### The task
Tally every line of the listing where the string "Zhang" is found, and state the total alone.

### Extracted entries
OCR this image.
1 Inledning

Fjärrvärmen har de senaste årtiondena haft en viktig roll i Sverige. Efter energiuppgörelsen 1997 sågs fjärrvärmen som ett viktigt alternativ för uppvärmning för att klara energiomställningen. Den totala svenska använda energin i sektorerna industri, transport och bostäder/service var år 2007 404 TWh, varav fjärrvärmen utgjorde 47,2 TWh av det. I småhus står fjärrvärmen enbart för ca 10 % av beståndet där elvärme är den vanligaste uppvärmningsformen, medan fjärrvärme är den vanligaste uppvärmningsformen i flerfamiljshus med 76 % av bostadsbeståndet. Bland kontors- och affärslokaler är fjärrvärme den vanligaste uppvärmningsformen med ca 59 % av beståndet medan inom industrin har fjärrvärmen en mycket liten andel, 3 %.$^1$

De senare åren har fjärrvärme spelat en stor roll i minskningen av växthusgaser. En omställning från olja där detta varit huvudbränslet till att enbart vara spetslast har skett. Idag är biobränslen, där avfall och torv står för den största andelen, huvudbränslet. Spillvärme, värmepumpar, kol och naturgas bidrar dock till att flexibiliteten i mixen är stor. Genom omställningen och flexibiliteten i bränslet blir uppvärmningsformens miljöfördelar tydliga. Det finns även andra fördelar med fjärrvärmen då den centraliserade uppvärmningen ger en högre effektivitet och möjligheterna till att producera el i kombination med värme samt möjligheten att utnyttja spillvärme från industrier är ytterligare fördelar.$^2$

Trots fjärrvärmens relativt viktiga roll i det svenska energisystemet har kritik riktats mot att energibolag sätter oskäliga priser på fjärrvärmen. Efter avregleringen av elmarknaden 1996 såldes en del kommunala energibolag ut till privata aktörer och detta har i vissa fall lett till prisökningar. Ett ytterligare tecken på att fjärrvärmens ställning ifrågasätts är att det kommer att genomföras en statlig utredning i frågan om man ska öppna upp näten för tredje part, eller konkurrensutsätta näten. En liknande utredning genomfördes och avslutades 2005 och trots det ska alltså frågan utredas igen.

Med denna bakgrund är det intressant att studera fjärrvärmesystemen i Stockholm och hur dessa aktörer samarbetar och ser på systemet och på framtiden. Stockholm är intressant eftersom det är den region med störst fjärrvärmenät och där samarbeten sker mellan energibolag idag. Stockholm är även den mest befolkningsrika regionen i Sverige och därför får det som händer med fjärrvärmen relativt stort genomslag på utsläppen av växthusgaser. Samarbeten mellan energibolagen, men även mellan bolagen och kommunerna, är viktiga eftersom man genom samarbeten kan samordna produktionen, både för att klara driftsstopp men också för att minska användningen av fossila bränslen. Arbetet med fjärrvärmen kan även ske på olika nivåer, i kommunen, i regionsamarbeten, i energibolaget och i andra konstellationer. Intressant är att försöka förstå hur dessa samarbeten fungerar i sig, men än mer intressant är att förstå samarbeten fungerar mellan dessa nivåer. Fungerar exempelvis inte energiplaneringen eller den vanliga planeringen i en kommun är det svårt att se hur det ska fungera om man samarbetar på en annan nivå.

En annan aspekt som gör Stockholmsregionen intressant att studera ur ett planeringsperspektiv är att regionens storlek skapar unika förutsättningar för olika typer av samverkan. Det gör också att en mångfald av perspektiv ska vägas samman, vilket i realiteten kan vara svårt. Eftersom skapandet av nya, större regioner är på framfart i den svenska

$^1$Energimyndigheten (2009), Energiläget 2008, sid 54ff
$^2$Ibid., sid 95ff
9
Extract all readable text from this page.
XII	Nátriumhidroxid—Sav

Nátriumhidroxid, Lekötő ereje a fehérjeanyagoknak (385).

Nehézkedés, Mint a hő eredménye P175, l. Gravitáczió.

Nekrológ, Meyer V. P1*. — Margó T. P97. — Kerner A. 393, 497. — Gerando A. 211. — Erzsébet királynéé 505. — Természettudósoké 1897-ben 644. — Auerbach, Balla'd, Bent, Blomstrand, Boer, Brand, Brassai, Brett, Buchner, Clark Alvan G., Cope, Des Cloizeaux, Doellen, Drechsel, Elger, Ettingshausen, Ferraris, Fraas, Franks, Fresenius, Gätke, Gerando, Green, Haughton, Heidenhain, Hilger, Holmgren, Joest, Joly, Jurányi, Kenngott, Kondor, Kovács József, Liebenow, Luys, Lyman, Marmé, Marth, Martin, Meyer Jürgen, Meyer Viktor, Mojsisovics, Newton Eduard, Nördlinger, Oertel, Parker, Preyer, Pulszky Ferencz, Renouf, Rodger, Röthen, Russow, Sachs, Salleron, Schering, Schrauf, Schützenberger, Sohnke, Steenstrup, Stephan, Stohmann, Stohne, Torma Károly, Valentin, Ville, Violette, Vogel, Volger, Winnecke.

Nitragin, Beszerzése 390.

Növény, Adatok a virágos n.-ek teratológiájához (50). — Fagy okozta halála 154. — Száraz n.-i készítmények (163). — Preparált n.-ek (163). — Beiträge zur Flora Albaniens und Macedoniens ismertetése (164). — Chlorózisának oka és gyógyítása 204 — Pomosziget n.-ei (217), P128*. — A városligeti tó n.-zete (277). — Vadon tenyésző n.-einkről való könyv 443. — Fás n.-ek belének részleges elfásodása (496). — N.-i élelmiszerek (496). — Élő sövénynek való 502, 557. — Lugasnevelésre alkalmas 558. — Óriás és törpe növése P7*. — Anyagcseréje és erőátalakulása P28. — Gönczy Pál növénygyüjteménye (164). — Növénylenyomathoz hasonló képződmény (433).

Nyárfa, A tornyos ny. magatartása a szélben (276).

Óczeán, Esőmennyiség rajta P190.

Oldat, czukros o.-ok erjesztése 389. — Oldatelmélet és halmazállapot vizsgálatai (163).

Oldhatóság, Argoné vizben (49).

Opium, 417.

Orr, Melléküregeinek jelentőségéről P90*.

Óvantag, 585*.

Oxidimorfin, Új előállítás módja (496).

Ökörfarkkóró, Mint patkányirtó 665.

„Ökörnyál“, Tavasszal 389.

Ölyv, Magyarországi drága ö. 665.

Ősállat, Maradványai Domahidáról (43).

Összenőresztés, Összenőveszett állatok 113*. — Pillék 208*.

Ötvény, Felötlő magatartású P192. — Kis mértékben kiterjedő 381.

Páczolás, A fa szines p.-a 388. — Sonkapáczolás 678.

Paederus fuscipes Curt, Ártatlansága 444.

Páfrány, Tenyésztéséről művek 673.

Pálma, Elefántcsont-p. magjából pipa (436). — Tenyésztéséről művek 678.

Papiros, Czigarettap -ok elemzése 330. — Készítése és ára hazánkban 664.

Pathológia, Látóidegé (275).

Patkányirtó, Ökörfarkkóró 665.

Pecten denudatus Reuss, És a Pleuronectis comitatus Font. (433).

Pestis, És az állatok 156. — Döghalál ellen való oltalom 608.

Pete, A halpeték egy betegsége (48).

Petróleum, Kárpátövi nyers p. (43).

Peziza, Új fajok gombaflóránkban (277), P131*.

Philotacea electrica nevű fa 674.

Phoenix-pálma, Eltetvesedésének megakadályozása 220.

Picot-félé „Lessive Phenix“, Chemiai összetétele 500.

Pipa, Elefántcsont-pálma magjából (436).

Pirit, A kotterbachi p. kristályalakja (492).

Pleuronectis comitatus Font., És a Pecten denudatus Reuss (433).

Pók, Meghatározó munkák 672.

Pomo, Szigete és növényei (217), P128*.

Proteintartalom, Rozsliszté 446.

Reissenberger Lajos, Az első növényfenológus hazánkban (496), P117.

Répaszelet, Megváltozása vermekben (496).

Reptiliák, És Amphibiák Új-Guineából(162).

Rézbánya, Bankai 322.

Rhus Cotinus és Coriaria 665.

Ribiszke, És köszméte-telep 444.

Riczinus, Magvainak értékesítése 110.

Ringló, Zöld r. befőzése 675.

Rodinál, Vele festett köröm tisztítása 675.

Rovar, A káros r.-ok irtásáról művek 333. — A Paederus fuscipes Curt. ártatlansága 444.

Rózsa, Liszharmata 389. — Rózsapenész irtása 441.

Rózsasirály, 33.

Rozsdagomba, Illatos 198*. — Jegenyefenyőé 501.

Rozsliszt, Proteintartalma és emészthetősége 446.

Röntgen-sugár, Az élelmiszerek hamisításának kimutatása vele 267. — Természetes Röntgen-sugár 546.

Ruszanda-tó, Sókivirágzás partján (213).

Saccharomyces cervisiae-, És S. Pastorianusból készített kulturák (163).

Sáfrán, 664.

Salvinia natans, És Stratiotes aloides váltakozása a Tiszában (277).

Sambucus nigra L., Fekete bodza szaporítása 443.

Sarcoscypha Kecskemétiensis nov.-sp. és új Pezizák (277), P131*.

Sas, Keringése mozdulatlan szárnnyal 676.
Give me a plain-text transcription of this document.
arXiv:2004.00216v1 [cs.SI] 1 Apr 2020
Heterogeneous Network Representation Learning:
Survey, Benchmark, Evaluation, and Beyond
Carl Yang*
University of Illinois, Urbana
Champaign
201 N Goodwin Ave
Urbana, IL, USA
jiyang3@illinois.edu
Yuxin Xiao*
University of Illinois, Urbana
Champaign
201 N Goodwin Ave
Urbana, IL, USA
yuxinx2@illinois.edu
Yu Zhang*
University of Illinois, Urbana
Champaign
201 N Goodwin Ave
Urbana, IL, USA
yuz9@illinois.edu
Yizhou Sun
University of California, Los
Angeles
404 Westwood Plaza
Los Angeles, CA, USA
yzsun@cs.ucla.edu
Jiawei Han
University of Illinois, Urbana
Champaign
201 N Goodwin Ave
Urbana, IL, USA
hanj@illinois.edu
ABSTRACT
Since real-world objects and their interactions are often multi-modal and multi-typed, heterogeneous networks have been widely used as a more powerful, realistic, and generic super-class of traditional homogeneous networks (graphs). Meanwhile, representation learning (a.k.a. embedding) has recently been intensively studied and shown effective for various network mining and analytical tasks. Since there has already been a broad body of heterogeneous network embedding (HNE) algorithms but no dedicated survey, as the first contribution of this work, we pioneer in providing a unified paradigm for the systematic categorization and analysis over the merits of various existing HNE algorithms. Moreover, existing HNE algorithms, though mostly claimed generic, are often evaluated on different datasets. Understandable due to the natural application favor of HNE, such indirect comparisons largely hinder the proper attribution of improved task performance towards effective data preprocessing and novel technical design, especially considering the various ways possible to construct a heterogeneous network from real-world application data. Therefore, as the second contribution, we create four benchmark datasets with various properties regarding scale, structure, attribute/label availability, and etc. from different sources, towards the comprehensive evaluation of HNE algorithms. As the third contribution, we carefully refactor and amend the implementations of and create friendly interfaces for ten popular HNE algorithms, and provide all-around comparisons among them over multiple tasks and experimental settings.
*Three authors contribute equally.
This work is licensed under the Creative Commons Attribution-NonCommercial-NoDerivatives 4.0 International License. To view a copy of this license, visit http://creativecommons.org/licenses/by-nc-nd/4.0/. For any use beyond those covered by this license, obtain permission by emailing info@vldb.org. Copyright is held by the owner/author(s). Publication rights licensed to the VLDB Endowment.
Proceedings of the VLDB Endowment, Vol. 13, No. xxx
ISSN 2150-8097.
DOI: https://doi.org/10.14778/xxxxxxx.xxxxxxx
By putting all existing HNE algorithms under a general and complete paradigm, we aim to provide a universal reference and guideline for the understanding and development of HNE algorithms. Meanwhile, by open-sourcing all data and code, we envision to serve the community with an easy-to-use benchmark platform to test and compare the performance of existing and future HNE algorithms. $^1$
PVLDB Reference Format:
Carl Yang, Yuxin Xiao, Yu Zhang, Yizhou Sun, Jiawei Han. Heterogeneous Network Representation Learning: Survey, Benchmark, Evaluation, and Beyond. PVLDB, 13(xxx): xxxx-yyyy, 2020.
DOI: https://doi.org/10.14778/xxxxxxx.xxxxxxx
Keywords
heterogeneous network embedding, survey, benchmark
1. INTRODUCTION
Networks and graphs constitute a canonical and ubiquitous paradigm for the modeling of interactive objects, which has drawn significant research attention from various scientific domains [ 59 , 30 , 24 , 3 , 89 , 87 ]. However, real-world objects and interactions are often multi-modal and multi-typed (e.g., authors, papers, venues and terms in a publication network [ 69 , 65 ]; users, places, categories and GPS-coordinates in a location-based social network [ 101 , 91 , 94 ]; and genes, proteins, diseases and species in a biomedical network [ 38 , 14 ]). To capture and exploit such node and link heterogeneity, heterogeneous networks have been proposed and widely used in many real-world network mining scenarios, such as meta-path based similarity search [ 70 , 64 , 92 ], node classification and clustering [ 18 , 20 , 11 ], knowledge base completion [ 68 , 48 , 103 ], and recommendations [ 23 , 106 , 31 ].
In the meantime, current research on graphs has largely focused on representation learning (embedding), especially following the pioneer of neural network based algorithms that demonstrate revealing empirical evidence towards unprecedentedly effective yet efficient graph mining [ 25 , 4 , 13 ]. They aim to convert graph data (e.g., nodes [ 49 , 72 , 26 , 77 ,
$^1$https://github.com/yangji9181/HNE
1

### Response
2